**Extracted entries**
--- Begin ---
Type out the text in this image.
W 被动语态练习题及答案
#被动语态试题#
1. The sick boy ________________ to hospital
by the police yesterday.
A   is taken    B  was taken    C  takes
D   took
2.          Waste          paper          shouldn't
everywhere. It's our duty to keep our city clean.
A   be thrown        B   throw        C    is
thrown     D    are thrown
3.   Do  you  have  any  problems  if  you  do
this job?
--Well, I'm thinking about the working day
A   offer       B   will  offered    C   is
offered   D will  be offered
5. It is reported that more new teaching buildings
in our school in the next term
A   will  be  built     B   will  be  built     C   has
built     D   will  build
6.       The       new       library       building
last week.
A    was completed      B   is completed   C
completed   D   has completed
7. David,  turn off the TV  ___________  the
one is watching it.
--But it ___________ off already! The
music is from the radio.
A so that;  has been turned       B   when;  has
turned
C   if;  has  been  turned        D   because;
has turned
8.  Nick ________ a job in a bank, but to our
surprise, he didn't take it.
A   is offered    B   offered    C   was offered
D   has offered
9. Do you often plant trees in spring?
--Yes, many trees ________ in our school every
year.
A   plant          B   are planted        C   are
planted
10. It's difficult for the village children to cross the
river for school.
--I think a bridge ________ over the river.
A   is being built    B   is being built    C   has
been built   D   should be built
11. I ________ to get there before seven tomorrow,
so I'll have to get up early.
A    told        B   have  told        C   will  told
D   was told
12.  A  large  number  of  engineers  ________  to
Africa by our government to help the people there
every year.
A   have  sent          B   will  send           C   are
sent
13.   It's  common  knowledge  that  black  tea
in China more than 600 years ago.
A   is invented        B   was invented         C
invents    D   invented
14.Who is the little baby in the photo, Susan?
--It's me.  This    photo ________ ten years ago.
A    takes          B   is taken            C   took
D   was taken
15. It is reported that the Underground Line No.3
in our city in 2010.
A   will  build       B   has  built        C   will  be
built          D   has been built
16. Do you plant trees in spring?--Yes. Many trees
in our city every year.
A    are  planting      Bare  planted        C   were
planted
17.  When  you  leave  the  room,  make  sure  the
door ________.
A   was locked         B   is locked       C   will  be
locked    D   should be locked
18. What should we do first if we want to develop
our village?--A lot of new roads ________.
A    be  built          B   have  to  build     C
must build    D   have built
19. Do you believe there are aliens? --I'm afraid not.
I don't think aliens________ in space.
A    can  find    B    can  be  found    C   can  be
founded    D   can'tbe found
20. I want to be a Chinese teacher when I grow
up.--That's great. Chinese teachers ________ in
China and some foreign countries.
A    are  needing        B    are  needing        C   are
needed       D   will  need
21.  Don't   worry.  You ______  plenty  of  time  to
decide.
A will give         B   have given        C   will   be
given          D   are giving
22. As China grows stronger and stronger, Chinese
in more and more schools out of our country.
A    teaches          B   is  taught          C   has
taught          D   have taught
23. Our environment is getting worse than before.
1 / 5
--- End ---
**Written request**
Extract every line that has the string "Chinese" in it.

**Finished task**
20. I want to be a Chinese teacher when I grow
up.--That's great. Chinese teachers ________ in
22. As China grows stronger and stronger, Chinese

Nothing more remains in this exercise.